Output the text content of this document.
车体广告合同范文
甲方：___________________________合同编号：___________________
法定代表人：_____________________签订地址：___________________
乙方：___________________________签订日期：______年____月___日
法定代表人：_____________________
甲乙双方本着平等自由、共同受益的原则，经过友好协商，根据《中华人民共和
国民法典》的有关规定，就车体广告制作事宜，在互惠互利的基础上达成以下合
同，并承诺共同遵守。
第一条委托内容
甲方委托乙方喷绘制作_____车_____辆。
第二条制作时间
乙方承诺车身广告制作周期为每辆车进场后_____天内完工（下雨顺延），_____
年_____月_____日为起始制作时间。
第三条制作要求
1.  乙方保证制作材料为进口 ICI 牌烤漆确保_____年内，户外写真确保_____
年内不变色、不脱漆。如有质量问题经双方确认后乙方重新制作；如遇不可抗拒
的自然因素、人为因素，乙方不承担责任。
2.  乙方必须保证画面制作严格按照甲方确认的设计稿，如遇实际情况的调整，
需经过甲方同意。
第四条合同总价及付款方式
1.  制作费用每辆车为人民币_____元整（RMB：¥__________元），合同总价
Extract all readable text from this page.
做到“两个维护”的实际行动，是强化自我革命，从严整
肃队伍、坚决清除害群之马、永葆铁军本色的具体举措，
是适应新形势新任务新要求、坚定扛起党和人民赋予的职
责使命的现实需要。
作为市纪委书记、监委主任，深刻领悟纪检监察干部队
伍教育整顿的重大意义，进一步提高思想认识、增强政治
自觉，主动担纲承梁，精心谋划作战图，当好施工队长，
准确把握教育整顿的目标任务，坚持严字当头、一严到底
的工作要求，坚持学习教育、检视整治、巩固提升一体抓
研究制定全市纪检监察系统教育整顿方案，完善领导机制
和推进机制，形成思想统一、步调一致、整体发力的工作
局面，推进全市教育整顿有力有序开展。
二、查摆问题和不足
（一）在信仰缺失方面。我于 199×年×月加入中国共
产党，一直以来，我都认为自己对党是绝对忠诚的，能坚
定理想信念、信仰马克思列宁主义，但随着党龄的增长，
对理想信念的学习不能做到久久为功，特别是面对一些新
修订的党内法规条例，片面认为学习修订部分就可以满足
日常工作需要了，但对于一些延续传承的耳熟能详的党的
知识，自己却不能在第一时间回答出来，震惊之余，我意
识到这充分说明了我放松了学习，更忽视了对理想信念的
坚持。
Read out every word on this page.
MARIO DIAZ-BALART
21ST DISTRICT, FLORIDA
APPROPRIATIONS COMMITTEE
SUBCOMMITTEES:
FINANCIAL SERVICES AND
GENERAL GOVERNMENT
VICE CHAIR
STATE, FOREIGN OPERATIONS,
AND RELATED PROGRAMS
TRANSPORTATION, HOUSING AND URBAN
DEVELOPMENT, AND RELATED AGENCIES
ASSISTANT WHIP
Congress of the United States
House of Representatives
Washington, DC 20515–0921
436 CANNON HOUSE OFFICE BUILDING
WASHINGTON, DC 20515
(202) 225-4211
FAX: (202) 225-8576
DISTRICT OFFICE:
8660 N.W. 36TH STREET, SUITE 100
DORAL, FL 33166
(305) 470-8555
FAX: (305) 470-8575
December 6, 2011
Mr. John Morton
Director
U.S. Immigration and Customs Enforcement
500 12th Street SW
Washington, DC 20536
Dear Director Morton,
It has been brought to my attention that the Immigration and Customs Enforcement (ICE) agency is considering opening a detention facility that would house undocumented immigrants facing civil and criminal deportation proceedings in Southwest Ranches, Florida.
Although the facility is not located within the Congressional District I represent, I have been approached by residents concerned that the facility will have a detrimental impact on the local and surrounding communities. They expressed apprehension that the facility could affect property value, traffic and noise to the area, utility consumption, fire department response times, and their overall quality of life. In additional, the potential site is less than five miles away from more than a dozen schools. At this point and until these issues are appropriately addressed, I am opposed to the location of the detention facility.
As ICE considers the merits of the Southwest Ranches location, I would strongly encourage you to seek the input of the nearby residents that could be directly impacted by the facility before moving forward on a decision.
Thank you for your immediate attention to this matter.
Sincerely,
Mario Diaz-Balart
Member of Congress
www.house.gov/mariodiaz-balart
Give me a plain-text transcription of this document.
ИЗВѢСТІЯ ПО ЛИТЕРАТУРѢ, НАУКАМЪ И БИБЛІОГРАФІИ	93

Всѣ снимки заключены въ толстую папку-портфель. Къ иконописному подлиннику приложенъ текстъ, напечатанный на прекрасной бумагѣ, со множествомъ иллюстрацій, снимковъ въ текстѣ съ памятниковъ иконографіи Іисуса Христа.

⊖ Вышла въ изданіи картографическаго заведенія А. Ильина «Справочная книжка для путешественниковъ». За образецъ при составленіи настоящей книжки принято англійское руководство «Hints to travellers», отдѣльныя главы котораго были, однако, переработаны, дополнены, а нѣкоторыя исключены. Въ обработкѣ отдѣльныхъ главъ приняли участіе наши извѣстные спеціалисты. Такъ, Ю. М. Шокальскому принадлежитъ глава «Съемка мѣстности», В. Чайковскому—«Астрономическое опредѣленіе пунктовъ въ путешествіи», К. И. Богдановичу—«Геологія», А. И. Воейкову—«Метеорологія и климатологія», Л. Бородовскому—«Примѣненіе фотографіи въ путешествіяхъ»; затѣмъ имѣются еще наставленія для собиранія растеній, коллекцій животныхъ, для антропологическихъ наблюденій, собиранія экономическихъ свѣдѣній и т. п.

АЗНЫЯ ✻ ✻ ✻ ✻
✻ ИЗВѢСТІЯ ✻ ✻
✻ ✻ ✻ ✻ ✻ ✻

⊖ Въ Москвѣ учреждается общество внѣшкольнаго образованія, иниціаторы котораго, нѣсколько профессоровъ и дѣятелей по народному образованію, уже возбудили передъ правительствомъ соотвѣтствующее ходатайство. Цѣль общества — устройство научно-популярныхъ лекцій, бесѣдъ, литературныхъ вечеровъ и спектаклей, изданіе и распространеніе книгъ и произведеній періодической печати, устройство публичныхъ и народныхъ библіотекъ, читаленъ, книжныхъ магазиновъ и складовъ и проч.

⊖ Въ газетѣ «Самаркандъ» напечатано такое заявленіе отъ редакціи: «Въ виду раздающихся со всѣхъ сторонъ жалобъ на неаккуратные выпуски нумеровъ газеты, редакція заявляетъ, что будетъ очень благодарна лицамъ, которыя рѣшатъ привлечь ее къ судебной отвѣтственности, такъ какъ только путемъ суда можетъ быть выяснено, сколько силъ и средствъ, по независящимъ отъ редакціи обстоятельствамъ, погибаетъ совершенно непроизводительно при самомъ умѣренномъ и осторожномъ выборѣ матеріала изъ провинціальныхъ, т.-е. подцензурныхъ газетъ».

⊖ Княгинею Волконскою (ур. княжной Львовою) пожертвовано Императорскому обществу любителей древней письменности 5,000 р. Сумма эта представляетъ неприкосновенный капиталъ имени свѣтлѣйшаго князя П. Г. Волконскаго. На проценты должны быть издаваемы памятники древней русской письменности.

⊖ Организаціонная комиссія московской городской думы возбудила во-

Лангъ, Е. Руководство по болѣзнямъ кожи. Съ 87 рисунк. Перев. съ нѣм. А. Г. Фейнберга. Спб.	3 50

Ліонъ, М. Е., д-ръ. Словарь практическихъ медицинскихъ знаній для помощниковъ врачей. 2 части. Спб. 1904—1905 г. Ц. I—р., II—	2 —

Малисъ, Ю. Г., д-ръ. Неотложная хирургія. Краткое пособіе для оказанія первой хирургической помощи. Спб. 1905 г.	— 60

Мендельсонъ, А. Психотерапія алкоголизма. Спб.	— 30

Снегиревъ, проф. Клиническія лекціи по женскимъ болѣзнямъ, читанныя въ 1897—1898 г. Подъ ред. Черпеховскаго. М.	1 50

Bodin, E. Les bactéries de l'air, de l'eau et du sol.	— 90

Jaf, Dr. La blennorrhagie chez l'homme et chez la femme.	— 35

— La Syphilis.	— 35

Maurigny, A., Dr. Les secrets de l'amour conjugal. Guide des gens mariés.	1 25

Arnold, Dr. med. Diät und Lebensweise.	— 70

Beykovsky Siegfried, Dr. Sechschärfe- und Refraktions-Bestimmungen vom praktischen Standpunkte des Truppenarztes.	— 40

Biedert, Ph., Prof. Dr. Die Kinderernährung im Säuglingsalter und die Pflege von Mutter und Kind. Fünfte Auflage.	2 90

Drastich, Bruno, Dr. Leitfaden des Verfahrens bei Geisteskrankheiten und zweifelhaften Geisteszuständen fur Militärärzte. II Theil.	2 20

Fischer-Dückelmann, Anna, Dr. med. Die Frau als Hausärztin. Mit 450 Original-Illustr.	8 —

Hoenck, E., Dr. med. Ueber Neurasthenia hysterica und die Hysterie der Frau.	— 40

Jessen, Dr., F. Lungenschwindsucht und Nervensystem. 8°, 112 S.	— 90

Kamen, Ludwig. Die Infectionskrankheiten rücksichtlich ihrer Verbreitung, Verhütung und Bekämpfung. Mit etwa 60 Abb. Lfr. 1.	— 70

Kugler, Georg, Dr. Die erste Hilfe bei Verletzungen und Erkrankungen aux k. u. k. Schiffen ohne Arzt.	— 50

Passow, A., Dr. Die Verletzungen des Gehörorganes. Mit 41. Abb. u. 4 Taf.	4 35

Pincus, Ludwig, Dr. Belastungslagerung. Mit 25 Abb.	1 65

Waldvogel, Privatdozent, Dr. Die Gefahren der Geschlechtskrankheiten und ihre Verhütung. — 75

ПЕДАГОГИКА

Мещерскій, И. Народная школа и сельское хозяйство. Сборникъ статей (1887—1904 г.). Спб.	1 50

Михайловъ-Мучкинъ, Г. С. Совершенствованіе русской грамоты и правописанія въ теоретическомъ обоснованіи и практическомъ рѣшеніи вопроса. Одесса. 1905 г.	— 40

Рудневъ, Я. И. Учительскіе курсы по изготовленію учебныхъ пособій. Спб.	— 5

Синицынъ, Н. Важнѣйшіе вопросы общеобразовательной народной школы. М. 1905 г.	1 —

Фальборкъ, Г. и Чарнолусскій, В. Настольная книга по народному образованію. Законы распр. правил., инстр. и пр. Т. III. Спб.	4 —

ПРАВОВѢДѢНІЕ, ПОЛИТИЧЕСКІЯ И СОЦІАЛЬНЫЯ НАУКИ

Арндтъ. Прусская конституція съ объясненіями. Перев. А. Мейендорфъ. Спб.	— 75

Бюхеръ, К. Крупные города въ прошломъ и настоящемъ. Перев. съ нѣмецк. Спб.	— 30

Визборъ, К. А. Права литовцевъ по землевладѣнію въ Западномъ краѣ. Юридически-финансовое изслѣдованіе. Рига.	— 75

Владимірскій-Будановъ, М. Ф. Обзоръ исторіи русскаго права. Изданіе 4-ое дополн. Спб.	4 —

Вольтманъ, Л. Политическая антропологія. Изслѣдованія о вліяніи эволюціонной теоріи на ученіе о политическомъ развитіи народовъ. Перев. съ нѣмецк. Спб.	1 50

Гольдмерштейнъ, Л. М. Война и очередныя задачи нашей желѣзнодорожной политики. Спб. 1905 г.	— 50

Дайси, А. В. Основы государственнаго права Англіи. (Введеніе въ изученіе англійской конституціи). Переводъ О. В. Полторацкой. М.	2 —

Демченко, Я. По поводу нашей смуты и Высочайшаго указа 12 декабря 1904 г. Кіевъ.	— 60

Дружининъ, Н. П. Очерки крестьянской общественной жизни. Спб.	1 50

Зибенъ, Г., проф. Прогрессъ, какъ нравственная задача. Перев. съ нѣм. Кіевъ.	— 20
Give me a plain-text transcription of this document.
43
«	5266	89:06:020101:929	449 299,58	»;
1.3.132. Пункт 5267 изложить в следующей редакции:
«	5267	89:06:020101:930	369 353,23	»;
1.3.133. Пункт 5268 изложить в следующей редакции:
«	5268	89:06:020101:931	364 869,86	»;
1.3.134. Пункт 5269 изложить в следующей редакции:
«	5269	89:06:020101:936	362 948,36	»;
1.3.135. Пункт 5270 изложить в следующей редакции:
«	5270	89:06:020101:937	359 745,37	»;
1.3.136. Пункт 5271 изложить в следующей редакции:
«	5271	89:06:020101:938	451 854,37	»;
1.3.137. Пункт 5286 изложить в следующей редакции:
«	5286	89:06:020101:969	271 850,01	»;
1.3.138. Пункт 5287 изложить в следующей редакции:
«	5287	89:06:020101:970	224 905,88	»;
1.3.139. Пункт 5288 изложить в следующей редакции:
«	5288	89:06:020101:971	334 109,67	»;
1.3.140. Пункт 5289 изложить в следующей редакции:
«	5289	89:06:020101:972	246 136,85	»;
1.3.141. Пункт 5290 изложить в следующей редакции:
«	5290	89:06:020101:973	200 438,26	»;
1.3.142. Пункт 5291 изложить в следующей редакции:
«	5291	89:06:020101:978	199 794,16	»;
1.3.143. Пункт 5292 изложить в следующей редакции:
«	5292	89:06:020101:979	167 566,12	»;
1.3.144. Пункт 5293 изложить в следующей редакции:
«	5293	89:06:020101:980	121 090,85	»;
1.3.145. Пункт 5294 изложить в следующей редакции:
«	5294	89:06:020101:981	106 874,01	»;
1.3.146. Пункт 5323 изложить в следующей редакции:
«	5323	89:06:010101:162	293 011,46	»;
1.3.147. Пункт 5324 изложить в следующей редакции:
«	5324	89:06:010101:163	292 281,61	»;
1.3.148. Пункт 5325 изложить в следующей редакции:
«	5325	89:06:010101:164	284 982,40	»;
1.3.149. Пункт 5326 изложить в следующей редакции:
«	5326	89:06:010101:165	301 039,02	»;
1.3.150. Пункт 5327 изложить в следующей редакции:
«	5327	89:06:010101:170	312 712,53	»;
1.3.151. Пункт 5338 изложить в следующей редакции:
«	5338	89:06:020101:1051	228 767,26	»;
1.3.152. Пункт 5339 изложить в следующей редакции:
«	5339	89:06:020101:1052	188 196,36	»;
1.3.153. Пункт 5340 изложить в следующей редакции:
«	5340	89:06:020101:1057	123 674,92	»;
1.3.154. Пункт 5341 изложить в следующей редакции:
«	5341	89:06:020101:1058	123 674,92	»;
★ ★ ★ ★ ★ ★ ★
**Request:** Track down every line with the word "Ludwig" and copy it.

**Exercise result:**
Kamen, Ludwig. Die Infectionskrankheiten rücksichtlich ihrer Verbreitung, Verhütung und Bekämpfung. Mit etwa 60 Abb. Lfr. 1.	— 70
Pincus, Ludwig, Dr. Belastungslagerung. Mit 25 Abb.	1 65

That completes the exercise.